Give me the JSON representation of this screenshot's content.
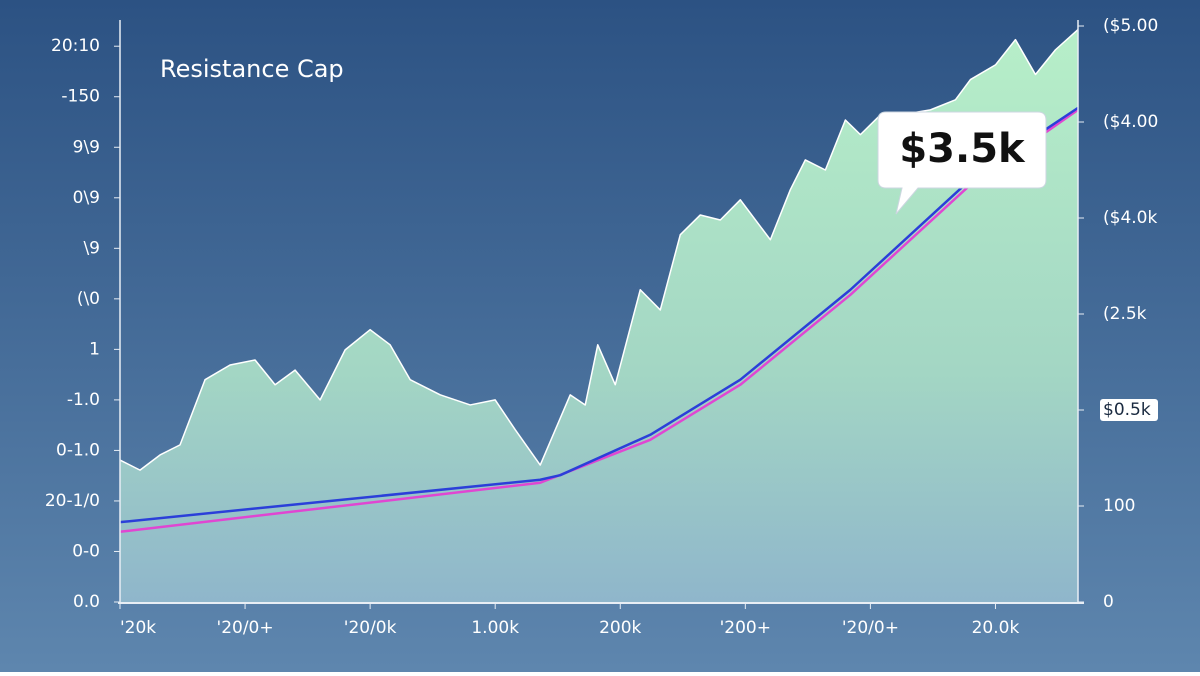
{
  "chart_data": {
    "type": "area",
    "title": "Resistance Cap",
    "annotation": "$3.5k",
    "xlim": [
      0,
      7.66
    ],
    "xticks": [
      {
        "value": 0,
        "label": "'20k"
      },
      {
        "value": 1,
        "label": "'20/0+"
      },
      {
        "value": 2,
        "label": "'20/0k"
      },
      {
        "value": 3,
        "label": "1.00k"
      },
      {
        "value": 4,
        "label": "200k"
      },
      {
        "value": 5,
        "label": "'200+"
      },
      {
        "value": 6,
        "label": "'20/0+"
      },
      {
        "value": 7,
        "label": "20.0k"
      }
    ],
    "ylim": [
      0,
      11.4
    ],
    "yticks": [
      {
        "value": 0,
        "label": "0.0"
      },
      {
        "value": 1,
        "label": "0-0"
      },
      {
        "value": 2,
        "label": "20-1/0"
      },
      {
        "value": 3,
        "label": "0-1.0"
      },
      {
        "value": 4,
        "label": "-1.0"
      },
      {
        "value": 5,
        "label": "1"
      },
      {
        "value": 6,
        "label": "(\\0"
      },
      {
        "value": 7,
        "label": "\\9"
      },
      {
        "value": 8,
        "label": "0\\9"
      },
      {
        "value": 9,
        "label": "9\\9"
      },
      {
        "value": 10,
        "label": "-150"
      },
      {
        "value": 11,
        "label": "20:10"
      }
    ],
    "y2lim": [
      0,
      6
    ],
    "y2ticks": [
      0,
      {
        "value": 1,
        "label": "100"
      },
      {
        "value": 2,
        "label": "$0.5k"
      },
      {
        "value": 3,
        "label": "(2.5k"
      },
      {
        "value": 4,
        "label": "($4.0k"
      },
      {
        "value": 5,
        "label": "($4.00"
      },
      {
        "value": 6,
        "label": "($5.00"
      }
    ],
    "highlight_y2tick": 2,
    "series": [
      {
        "type": "area",
        "color": "#b4ebc6",
        "x": [
          0,
          0.16,
          0.32,
          0.48,
          0.68,
          0.88,
          1.08,
          1.24,
          1.4,
          1.6,
          1.8,
          2.0,
          2.16,
          2.32,
          2.56,
          2.8,
          3.0,
          3.16,
          3.36,
          3.6,
          3.72,
          3.82,
          3.96,
          4.16,
          4.32,
          4.48,
          4.64,
          4.8,
          4.96,
          5.2,
          5.36,
          5.48,
          5.64,
          5.8,
          5.92,
          6.08,
          6.24,
          6.48,
          6.68,
          6.8,
          7.0,
          7.16,
          7.32,
          7.48,
          7.66
        ],
        "values": [
          2.81,
          2.61,
          2.91,
          3.11,
          4.4,
          4.69,
          4.79,
          4.3,
          4.59,
          4.0,
          4.99,
          5.39,
          5.09,
          4.4,
          4.1,
          3.9,
          4.0,
          3.41,
          2.71,
          4.1,
          3.9,
          5.09,
          4.3,
          6.18,
          5.78,
          7.27,
          7.66,
          7.56,
          7.96,
          7.17,
          8.16,
          8.75,
          8.55,
          9.54,
          9.25,
          9.64,
          9.64,
          9.74,
          9.94,
          10.34,
          10.63,
          11.13,
          10.44,
          10.93,
          11.33
        ]
      },
      {
        "type": "line",
        "color": "#e046d2",
        "x": [
          0,
          3.36,
          4.24,
          4.96,
          5.84,
          6.8,
          7.66
        ],
        "values": [
          1.39,
          2.36,
          3.21,
          4.3,
          6.08,
          8.26,
          9.74
        ]
      },
      {
        "type": "line",
        "color": "#2b3fd9",
        "x": [
          0,
          3.36,
          3.52,
          4.24,
          4.96,
          5.84,
          6.8,
          7.66
        ],
        "values": [
          1.58,
          2.42,
          2.51,
          3.31,
          4.4,
          6.18,
          8.36,
          9.78
        ]
      }
    ]
  }
}
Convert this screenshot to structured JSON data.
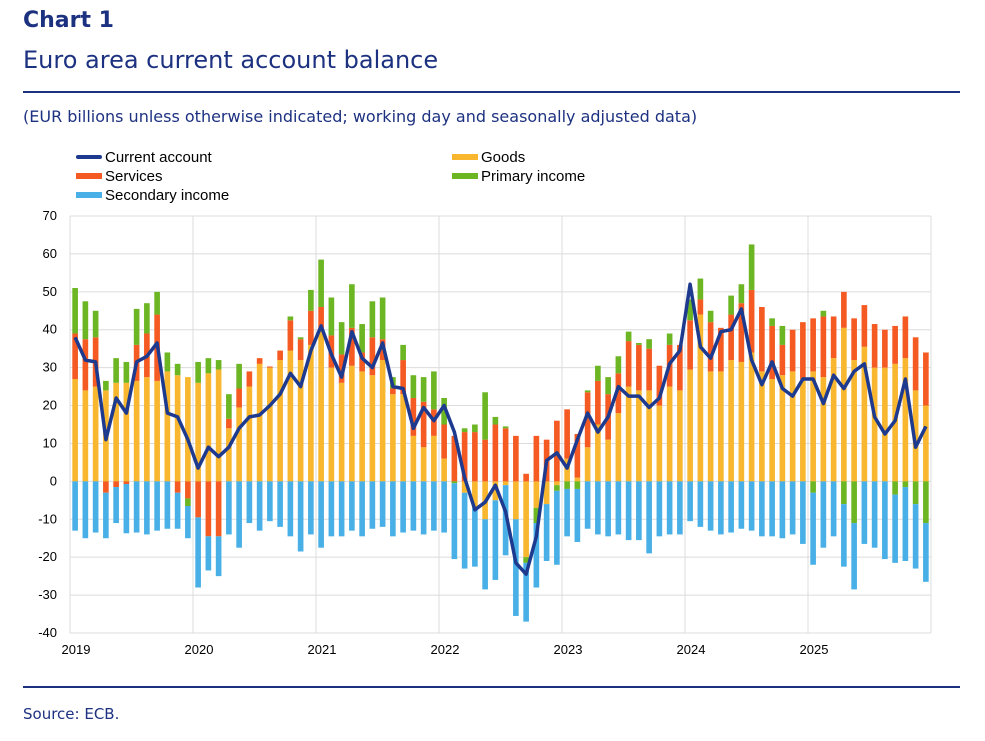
{
  "header": {
    "chart_number": "Chart 1",
    "title": "Euro area current account balance",
    "subtitle": "(EUR billions unless otherwise indicated; working day and seasonally adjusted data)"
  },
  "footer": {
    "source": "Source: ECB."
  },
  "colors": {
    "current_account": "#1d3a8f",
    "goods": "#f8b72f",
    "services": "#f45a22",
    "primary_income": "#6cb523",
    "secondary_income": "#48b0e6",
    "grid": "#dcdcdc",
    "title": "#1d3181"
  },
  "legend": [
    {
      "key": "current_account",
      "label": "Current account",
      "kind": "line"
    },
    {
      "key": "goods",
      "label": "Goods",
      "kind": "bar"
    },
    {
      "key": "services",
      "label": "Services",
      "kind": "bar"
    },
    {
      "key": "primary_income",
      "label": "Primary income",
      "kind": "bar"
    },
    {
      "key": "secondary_income",
      "label": "Secondary income",
      "kind": "bar"
    }
  ],
  "chart_data": {
    "type": "bar",
    "subtype": "stacked bar with line overlay",
    "title": "Euro area current account balance",
    "subtitle": "(EUR billions unless otherwise indicated; working day and seasonally adjusted data)",
    "xlabel": "",
    "ylabel": "",
    "frequency": "monthly",
    "x_start": "2019-01",
    "x_end": "2025-12",
    "x_tick_labels": [
      "2019",
      "2020",
      "2021",
      "2022",
      "2023",
      "2024",
      "2025"
    ],
    "y_tick_labels": [
      "70",
      "60",
      "50",
      "40",
      "30",
      "20",
      "10",
      "0",
      "-10",
      "-20",
      "-30",
      "-40"
    ],
    "ylim": [
      -40,
      70
    ],
    "y_step": 10,
    "grid": true,
    "legend_position": "top",
    "series": [
      {
        "name": "Goods",
        "key": "goods",
        "kind": "bar",
        "values": [
          27,
          24,
          25,
          24,
          26,
          26,
          26.5,
          27.5,
          26.5,
          29,
          28,
          27.5,
          26,
          28.5,
          29.5,
          14,
          19.5,
          25,
          31,
          30,
          32,
          34.5,
          32,
          36,
          40,
          30,
          26,
          30.5,
          29,
          28,
          32,
          23,
          23,
          12,
          9,
          12,
          6,
          0,
          -3,
          -7,
          -10,
          -5,
          -1,
          -10,
          -20,
          -7,
          -6,
          -1,
          6,
          1,
          9,
          15,
          11,
          18,
          25,
          24,
          24,
          20,
          25,
          24,
          29.5,
          44,
          29,
          29,
          32,
          31.5,
          34,
          29,
          27,
          28,
          29,
          27,
          29,
          27.5,
          32.5,
          40.5,
          32,
          35.5,
          30,
          30,
          31,
          32.5,
          24,
          20
        ]
      },
      {
        "name": "Services",
        "key": "services",
        "kind": "bar",
        "values": [
          12,
          13.5,
          13,
          -3,
          -1.5,
          -0.7,
          9.5,
          11.5,
          17.5,
          0,
          -3,
          -4.5,
          -9.5,
          -14.5,
          -14.5,
          2.5,
          5,
          4,
          1.5,
          0.3,
          2.5,
          8,
          5.5,
          9,
          6,
          8.5,
          7.5,
          10,
          5,
          10,
          5.5,
          1.5,
          9,
          10,
          12,
          7,
          9,
          12,
          13,
          13,
          11,
          15,
          14,
          12,
          2,
          12,
          11,
          16,
          13,
          11.5,
          14.5,
          11.5,
          12,
          10.5,
          12,
          12,
          11,
          10.5,
          11,
          12,
          13,
          4,
          13,
          11.5,
          12,
          15.5,
          16.5,
          17,
          14,
          8,
          11,
          15,
          14,
          16,
          11,
          9.5,
          11,
          11,
          11.5,
          10,
          10,
          11,
          14,
          14
        ]
      },
      {
        "name": "Primary income",
        "key": "primary_income",
        "kind": "bar",
        "values": [
          12,
          10,
          7,
          2.5,
          6.5,
          5.5,
          9.5,
          8,
          6,
          5,
          3,
          -2,
          5.5,
          4,
          2.5,
          6.5,
          6.5,
          0,
          0,
          0,
          0,
          1,
          0.5,
          5.5,
          12.5,
          10,
          8.5,
          11.5,
          7.5,
          9.5,
          11,
          3,
          4,
          6,
          6.5,
          10,
          7,
          -0.5,
          1,
          2,
          12.5,
          2,
          0.5,
          0,
          -1.5,
          -4,
          0,
          -1.5,
          -2,
          -2,
          0.5,
          4,
          4.5,
          4.5,
          2.5,
          0.5,
          2.5,
          0,
          3,
          0,
          5.5,
          5.5,
          3,
          0,
          5,
          5,
          12,
          0,
          2,
          5,
          0,
          0,
          -3,
          1.5,
          0,
          -6,
          -11,
          0,
          0,
          0,
          -3.5,
          -1.5,
          -6,
          -11
        ]
      },
      {
        "name": "Secondary income",
        "key": "secondary_income",
        "kind": "bar",
        "values": [
          -13,
          -15,
          -13.5,
          -12,
          -9.5,
          -13,
          -13.5,
          -14,
          -13,
          -12.5,
          -9.5,
          -8.5,
          -18.5,
          -9,
          -10.5,
          -14,
          -17.5,
          -11,
          -13,
          -10.5,
          -12,
          -14.5,
          -18.5,
          -14,
          -17.5,
          -14.5,
          -14.5,
          -13,
          -14.5,
          -12.5,
          -12,
          -14.5,
          -13.5,
          -13,
          -14,
          -13,
          -13.5,
          -20,
          -20,
          -15.5,
          -18.5,
          -21,
          -18.5,
          -25.5,
          -15.5,
          -17,
          -15,
          -19.5,
          -12.5,
          -14,
          -12.5,
          -14,
          -14.5,
          -14,
          -15.5,
          -15.5,
          -19,
          -14.5,
          -14,
          -14,
          -10.5,
          -12,
          -13,
          -14,
          -13.5,
          -12.5,
          -13,
          -14.5,
          -14.5,
          -15,
          -14,
          -16.5,
          -19,
          -17.5,
          -14.5,
          -16.5,
          -17.5,
          -16.5,
          -17.5,
          -20.5,
          -18,
          -19.5,
          -17,
          -15.5
        ]
      },
      {
        "name": "Current account",
        "key": "current_account",
        "kind": "line",
        "values": [
          38,
          32,
          31.5,
          11,
          22,
          18,
          31.5,
          33,
          36.5,
          18,
          17,
          11,
          3.5,
          9,
          6.5,
          9,
          14,
          17,
          17.5,
          20,
          23,
          28.5,
          25,
          34.5,
          41,
          33.5,
          27.5,
          39.5,
          32.5,
          30,
          36.5,
          25,
          24.5,
          14,
          19.5,
          16,
          20,
          13,
          1,
          -7.5,
          -5.5,
          -1,
          -8,
          -21.5,
          -24.5,
          -14.5,
          5.5,
          7.5,
          3.5,
          11,
          18,
          13,
          17,
          25,
          22.5,
          22.5,
          19.5,
          22,
          31,
          34.5,
          52,
          35.5,
          32.5,
          39.5,
          40,
          45.5,
          32,
          25.5,
          31.5,
          24.5,
          22.5,
          27,
          27,
          20.5,
          28,
          24.5,
          29,
          31,
          17,
          12.5,
          16,
          27,
          9,
          14.5
        ]
      }
    ]
  }
}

INSTRUCTIONS FOR THE TASK: Using the listing above, list every line in which the string "name" occurs.

FULL ANSWER:
        "name": "Goods",
        "name": "Services",
        "name": "Primary income",
        "name": "Secondary income",
        "name": "Current account",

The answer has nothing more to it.